Problem -> Set down the whole listing verbatim.

Records to use ->
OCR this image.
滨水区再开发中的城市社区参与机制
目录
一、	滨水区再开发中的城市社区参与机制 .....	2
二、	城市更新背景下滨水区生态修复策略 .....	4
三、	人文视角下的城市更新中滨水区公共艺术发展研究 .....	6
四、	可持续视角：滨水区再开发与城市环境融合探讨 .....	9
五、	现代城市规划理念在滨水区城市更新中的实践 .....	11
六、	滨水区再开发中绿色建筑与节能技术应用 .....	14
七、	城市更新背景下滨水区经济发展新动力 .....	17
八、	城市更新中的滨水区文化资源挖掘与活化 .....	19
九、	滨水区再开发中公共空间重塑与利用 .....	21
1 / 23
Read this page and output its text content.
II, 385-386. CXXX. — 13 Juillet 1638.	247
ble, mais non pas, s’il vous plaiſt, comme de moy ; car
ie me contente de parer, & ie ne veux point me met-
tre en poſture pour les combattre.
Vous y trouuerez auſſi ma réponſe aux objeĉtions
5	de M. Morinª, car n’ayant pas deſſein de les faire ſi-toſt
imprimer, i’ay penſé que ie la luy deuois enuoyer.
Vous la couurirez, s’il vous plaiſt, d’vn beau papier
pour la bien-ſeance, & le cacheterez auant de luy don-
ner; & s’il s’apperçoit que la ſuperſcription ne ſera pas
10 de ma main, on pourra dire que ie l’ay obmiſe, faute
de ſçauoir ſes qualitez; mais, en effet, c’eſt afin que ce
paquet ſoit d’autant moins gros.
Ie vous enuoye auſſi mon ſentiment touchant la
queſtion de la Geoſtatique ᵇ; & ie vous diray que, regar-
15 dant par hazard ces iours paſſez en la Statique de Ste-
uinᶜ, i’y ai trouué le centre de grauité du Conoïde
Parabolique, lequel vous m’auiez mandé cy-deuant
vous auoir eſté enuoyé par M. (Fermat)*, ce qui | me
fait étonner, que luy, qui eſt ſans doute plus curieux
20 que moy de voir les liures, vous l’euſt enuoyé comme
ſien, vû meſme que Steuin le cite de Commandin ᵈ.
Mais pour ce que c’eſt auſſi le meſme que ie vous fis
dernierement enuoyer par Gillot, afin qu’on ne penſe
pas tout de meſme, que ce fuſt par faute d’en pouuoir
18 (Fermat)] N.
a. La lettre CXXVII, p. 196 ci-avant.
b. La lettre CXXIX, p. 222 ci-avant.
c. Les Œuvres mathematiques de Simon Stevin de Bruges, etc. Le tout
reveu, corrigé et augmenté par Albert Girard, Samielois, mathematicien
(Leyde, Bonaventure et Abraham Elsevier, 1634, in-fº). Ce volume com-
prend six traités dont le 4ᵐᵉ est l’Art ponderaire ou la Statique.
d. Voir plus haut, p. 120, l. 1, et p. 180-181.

Finished task ->
OCR this image.
滨水区再开发中的城市社区参与机制
目录
一、	滨水区再开发中的城市社区参与机制 .....	2
二、	城市更新背景下滨水区生态修复策略 .....	4
三、	人文视角下的城市更新中滨水区公共艺术发展研究 .....	6
四、	可持续视角：滨水区再开发与城市环境融合探讨 .....	9
五、	现代城市规划理念在滨水区城市更新中的实践 .....	11
六、	滨水区再开发中绿色建筑与节能技术应用 .....	14
七、	城市更新背景下滨水区经济发展新动力 .....	17
八、	城市更新中的滨水区文化资源挖掘与活化 .....	19
九、	滨水区再开发中公共空间重塑与利用 .....	21
1 / 23
Read this page and output its text content.
II, 385-386. CXXX. — 13 Juillet 1638.	247
ble, mais non pas, s’il vous plaiſt, comme de moy ; car
ie me contente de parer, & ie ne veux point me met-
tre en poſture pour les combattre.
Vous y trouuerez auſſi ma réponſe aux objeĉtions
5	de M. Morinª, car n’ayant pas deſſein de les faire ſi-toſt
imprimer, i’ay penſé que ie la luy deuois enuoyer.
Vous la couurirez, s’il vous plaiſt, d’vn beau papier
pour la bien-ſeance, & le cacheterez auant de luy don-
ner; & s’il s’apperçoit que la ſuperſcription ne ſera pas
10 de ma main, on pourra dire que ie l’ay obmiſe, faute
de ſçauoir ſes qualitez; mais, en effet, c’eſt afin que ce
paquet ſoit d’autant moins gros.
Ie vous enuoye auſſi mon ſentiment touchant la
queſtion de la Geoſtatique ᵇ; & ie vous diray que, regar-
15 dant par hazard ces iours paſſez en la Statique de Ste-
uinᶜ, i’y ai trouué le centre de grauité du Conoïde
Parabolique, lequel vous m’auiez mandé cy-deuant
vous auoir eſté enuoyé par M. (Fermat)*, ce qui | me
fait étonner, que luy, qui eſt ſans doute plus curieux
20 que moy de voir les liures, vous l’euſt enuoyé comme
ſien, vû meſme que Steuin le cite de Commandin ᵈ.
Mais pour ce que c’eſt auſſi le meſme que ie vous fis
dernierement enuoyer par Gillot, afin qu’on ne penſe
pas tout de meſme, que ce fuſt par faute d’en pouuoir
18 (Fermat)] N.
a. La lettre CXXVII, p. 196 ci-avant.
b. La lettre CXXIX, p. 222 ci-avant.
c. Les Œuvres mathematiques de Simon Stevin de Bruges, etc. Le tout
reveu, corrigé et augmenté par Albert Girard, Samielois, mathematicien
(Leyde, Bonaventure et Abraham Elsevier, 1634, in-fº). Ce volume com-
prend six traités dont le 4ᵐᵉ est l’Art ponderaire ou la Statique.
d. Voir plus haut, p. 120, l. 1, et p. 180-181.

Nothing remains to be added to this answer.